» **Records for this exercise**:
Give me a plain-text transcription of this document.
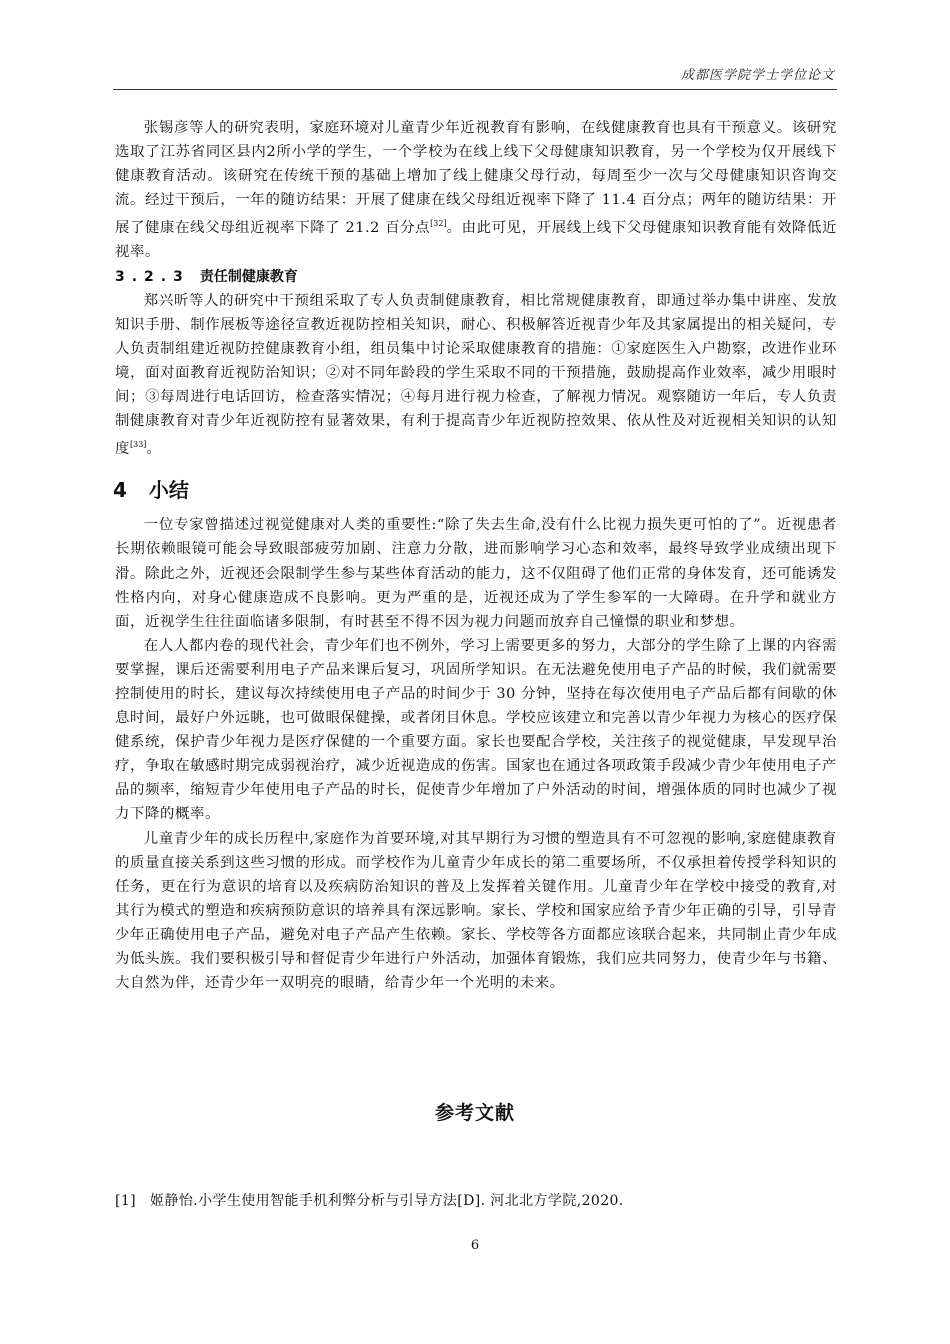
成都医学院学士学位论文

张锡彦等人的研究表明，家庭环境对儿童青少年近视教育有影响，在线健康教育也具有干预意义。该研究选取了江苏省同区县内2所小学的学生，一个学校为在线上线下父母健康知识教育，另一个学校为仅开展线下健康教育活动。该研究在传统干预的基础上增加了线上健康父母行动，每周至少一次与父母健康知识咨询交流。经过干预后，一年的随访结果：开展了健康在线父母组近视率下降了 11.4 百分点；两年的随访结果：开展了健康在线父母组近视率下降了 21.2 百分点[32]。由此可见，开展线上线下父母健康知识教育能有效降低近视率。

3.2.3 责任制健康教育

郑兴昕等人的研究中干预组采取了专人负责制健康教育，相比常规健康教育，即通过举办集中讲座、发放知识手册、制作展板等途径宣教近视防控相关知识，耐心、积极解答近视青少年及其家属提出的相关疑问，专人负责制组建近视防控健康教育小组，组员集中讨论采取健康教育的措施：①家庭医生入户勘察，改进作业环境，面对面教育近视防治知识；②对不同年龄段的学生采取不同的干预措施，鼓励提高作业效率，减少用眼时间；③每周进行电话回访，检查落实情况；④每月进行视力检查，了解视力情况。观察随访一年后，专人负责制健康教育对青少年近视防控有显著效果，有利于提高青少年近视防控效果、依从性及对近视相关知识的认知度[33]。

4 小结

一位专家曾描述过视觉健康对人类的重要性:“除了失去生命,没有什么比视力损失更可怕的了”。近视患者长期依赖眼镜可能会导致眼部疲劳加剧、注意力分散，进而影响学习心态和效率，最终导致学业成绩出现下滑。除此之外，近视还会限制学生参与某些体育活动的能力，这不仅阻碍了他们正常的身体发育，还可能诱发性格内向，对身心健康造成不良影响。更为严重的是，近视还成为了学生参军的一大障碍。在升学和就业方面，近视学生往往面临诸多限制，有时甚至不得不因为视力问题而放弃自己憧憬的职业和梦想。

在人人都内卷的现代社会，青少年们也不例外，学习上需要更多的努力，大部分的学生除了上课的内容需要掌握，课后还需要利用电子产品来课后复习，巩固所学知识。在无法避免使用电子产品的时候，我们就需要控制使用的时长，建议每次持续使用电子产品的时间少于 30 分钟，坚持在每次使用电子产品后都有间歇的休息时间，最好户外远眺，也可做眼保健操，或者闭目休息。学校应该建立和完善以青少年视力为核心的医疗保健系统，保护青少年视力是医疗保健的一个重要方面。家长也要配合学校，关注孩子的视觉健康，早发现早治疗，争取在敏感时期完成弱视治疗，减少近视造成的伤害。国家也在通过各项政策手段减少青少年使用电子产品的频率，缩短青少年使用电子产品的时长，促使青少年增加了户外活动的时间，增强体质的同时也减少了视力下降的概率。

儿童青少年的成长历程中,家庭作为首要环境,对其早期行为习惯的塑造具有不可忽视的影响,家庭健康教育的质量直接关系到这些习惯的形成。而学校作为儿童青少年成长的第二重要场所，不仅承担着传授学科知识的任务，更在行为意识的培育以及疾病防治知识的普及上发挥着关键作用。儿童青少年在学校中接受的教育,对其行为模式的塑造和疾病预防意识的培养具有深远影响。家长、学校和国家应给予青少年正确的引导，引导青少年正确使用电子产品，避免对电子产品产生依赖。家长、学校等各方面都应该联合起来，共同制止青少年成为低头族。我们要积极引导和督促青少年进行户外活动，加强体育锻炼，我们应共同努力，使青少年与书籍、大自然为伴，还青少年一双明亮的眼睛，给青少年一个光明的未来。

参考文献
[1] 姬静怡.小学生使用智能手机利弊分析与引导方法[D]. 河北北方学院,2020.
6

» **Task objective**:
Verbatim reproduction of every record is required; images are left out.

» **Expected output**:
Give me a plain-text transcription of this document.
成都医学院学士学位论文

张锡彦等人的研究表明，家庭环境对儿童青少年近视教育有影响，在线健康教育也具有干预意义。该研究选取了江苏省同区县内2所小学的学生，一个学校为在线上线下父母健康知识教育，另一个学校为仅开展线下健康教育活动。该研究在传统干预的基础上增加了线上健康父母行动，每周至少一次与父母健康知识咨询交流。经过干预后，一年的随访结果：开展了健康在线父母组近视率下降了 11.4 百分点；两年的随访结果：开展了健康在线父母组近视率下降了 21.2 百分点[32]。由此可见，开展线上线下父母健康知识教育能有效降低近视率。

3.2.3 责任制健康教育

郑兴昕等人的研究中干预组采取了专人负责制健康教育，相比常规健康教育，即通过举办集中讲座、发放知识手册、制作展板等途径宣教近视防控相关知识，耐心、积极解答近视青少年及其家属提出的相关疑问，专人负责制组建近视防控健康教育小组，组员集中讨论采取健康教育的措施：①家庭医生入户勘察，改进作业环境，面对面教育近视防治知识；②对不同年龄段的学生采取不同的干预措施，鼓励提高作业效率，减少用眼时间；③每周进行电话回访，检查落实情况；④每月进行视力检查，了解视力情况。观察随访一年后，专人负责制健康教育对青少年近视防控有显著效果，有利于提高青少年近视防控效果、依从性及对近视相关知识的认知度[33]。

4 小结

一位专家曾描述过视觉健康对人类的重要性:“除了失去生命,没有什么比视力损失更可怕的了”。近视患者长期依赖眼镜可能会导致眼部疲劳加剧、注意力分散，进而影响学习心态和效率，最终导致学业成绩出现下滑。除此之外，近视还会限制学生参与某些体育活动的能力，这不仅阻碍了他们正常的身体发育，还可能诱发性格内向，对身心健康造成不良影响。更为严重的是，近视还成为了学生参军的一大障碍。在升学和就业方面，近视学生往往面临诸多限制，有时甚至不得不因为视力问题而放弃自己憧憬的职业和梦想。

在人人都内卷的现代社会，青少年们也不例外，学习上需要更多的努力，大部分的学生除了上课的内容需要掌握，课后还需要利用电子产品来课后复习，巩固所学知识。在无法避免使用电子产品的时候，我们就需要控制使用的时长，建议每次持续使用电子产品的时间少于 30 分钟，坚持在每次使用电子产品后都有间歇的休息时间，最好户外远眺，也可做眼保健操，或者闭目休息。学校应该建立和完善以青少年视力为核心的医疗保健系统，保护青少年视力是医疗保健的一个重要方面。家长也要配合学校，关注孩子的视觉健康，早发现早治疗，争取在敏感时期完成弱视治疗，减少近视造成的伤害。国家也在通过各项政策手段减少青少年使用电子产品的频率，缩短青少年使用电子产品的时长，促使青少年增加了户外活动的时间，增强体质的同时也减少了视力下降的概率。

儿童青少年的成长历程中,家庭作为首要环境,对其早期行为习惯的塑造具有不可忽视的影响,家庭健康教育的质量直接关系到这些习惯的形成。而学校作为儿童青少年成长的第二重要场所，不仅承担着传授学科知识的任务，更在行为意识的培育以及疾病防治知识的普及上发挥着关键作用。儿童青少年在学校中接受的教育,对其行为模式的塑造和疾病预防意识的培养具有深远影响。家长、学校和国家应给予青少年正确的引导，引导青少年正确使用电子产品，避免对电子产品产生依赖。家长、学校等各方面都应该联合起来，共同制止青少年成为低头族。我们要积极引导和督促青少年进行户外活动，加强体育锻炼，我们应共同努力，使青少年与书籍、大自然为伴，还青少年一双明亮的眼睛，给青少年一个光明的未来。

参考文献
[1] 姬静怡.小学生使用智能手机利弊分析与引导方法[D]. 河北北方学院,2020.
6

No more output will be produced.